-- Challenge --
Gather up every line from the entries below that uses the word "Bintulu".
────────────────────
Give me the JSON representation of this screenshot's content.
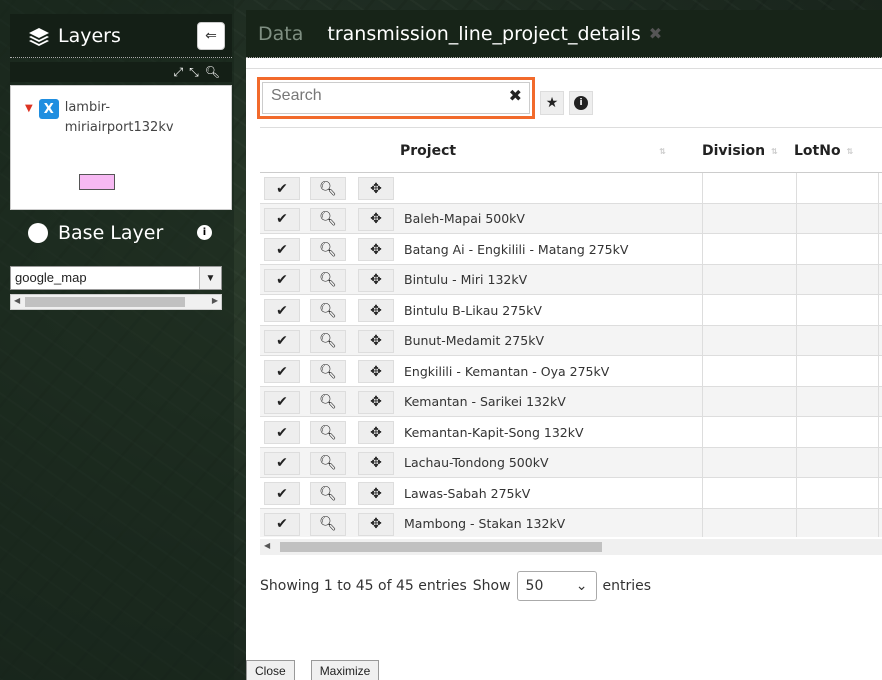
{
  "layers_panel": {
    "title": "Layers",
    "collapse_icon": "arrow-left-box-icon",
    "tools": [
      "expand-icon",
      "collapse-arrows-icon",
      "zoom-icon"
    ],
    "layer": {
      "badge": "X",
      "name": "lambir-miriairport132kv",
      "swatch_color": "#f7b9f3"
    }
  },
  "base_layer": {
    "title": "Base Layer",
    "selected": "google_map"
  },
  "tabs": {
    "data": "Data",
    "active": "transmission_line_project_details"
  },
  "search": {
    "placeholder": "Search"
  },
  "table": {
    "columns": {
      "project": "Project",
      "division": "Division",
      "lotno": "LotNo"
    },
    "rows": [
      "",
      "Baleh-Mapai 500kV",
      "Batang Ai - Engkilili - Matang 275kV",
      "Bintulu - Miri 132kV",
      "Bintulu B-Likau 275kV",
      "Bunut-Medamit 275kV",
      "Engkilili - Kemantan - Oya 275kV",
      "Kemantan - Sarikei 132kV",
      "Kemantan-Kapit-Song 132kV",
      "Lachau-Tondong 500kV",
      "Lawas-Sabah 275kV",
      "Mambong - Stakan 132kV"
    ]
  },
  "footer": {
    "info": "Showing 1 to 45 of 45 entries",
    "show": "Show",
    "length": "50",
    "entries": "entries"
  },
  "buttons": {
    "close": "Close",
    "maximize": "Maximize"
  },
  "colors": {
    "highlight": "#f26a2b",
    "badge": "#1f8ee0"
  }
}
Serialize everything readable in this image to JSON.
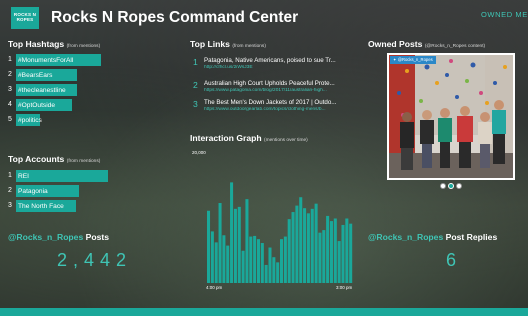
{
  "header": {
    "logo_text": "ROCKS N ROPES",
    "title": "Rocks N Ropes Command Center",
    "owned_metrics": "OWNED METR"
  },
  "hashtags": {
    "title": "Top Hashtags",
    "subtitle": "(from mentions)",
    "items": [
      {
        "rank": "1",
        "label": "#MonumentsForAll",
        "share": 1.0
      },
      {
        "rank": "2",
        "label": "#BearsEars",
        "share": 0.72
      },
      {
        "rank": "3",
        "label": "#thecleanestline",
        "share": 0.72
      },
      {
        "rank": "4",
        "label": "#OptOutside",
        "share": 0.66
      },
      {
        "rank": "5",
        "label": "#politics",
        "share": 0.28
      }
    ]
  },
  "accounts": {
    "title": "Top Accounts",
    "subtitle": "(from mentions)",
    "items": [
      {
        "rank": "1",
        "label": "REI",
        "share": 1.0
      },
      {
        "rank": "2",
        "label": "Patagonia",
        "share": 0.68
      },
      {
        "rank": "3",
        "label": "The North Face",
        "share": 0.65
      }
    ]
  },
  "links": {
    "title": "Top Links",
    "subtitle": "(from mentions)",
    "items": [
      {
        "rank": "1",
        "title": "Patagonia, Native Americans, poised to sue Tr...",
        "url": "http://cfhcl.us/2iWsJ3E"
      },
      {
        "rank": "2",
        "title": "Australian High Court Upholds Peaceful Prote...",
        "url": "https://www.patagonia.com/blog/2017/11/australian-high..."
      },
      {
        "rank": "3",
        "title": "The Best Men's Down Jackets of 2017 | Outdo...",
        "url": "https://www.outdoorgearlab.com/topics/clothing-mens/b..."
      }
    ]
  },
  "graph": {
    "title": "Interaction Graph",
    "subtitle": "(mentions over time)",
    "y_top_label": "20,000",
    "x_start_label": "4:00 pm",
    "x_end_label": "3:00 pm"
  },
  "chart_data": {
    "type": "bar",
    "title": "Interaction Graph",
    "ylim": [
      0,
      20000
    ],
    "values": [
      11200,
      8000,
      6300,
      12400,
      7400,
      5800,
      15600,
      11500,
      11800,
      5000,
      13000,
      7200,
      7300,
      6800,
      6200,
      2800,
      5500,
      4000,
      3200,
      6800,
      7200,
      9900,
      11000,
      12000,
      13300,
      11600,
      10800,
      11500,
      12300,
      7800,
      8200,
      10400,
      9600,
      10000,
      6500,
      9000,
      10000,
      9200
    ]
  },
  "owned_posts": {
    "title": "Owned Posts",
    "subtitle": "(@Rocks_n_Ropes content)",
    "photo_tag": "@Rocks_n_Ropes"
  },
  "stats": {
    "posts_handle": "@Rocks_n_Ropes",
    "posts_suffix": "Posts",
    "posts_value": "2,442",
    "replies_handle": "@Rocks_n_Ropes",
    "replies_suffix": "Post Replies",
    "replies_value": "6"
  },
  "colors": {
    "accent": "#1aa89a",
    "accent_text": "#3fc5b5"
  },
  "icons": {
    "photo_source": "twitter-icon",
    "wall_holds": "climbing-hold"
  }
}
────────────────────
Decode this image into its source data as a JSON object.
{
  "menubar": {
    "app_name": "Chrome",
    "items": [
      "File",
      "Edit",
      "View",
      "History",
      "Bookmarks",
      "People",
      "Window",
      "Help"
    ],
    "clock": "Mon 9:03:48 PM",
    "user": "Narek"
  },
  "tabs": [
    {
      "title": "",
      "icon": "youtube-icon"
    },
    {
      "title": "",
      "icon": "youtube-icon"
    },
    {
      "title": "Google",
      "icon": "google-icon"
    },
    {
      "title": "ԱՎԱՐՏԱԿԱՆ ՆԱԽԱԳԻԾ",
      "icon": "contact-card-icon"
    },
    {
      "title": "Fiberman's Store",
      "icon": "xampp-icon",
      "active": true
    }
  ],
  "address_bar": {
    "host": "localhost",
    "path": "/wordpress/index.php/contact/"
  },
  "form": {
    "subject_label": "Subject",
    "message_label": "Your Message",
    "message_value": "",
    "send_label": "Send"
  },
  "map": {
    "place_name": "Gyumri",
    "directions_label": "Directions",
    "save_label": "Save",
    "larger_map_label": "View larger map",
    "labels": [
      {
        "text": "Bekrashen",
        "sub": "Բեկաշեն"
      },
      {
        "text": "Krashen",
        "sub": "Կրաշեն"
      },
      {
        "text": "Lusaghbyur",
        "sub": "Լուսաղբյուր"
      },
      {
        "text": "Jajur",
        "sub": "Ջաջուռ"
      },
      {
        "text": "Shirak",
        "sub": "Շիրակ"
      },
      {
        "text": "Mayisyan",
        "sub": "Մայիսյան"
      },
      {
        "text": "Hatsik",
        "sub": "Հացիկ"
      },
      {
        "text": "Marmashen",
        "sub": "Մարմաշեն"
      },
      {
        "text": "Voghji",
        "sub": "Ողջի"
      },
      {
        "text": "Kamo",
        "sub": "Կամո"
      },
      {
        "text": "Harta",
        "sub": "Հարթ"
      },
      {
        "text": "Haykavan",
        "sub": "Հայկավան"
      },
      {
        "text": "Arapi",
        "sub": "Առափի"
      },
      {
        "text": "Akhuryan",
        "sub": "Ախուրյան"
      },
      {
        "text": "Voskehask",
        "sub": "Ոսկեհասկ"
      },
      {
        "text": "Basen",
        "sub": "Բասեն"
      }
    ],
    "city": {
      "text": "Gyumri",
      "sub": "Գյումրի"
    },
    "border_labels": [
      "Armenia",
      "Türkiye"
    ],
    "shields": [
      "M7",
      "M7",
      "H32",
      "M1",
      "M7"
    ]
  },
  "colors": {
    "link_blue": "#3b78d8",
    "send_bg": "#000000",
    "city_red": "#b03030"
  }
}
────────────────────
-- Problem solution --
      "Bintulu - Miri 132kV",
      "Bintulu B-Likau 275kV",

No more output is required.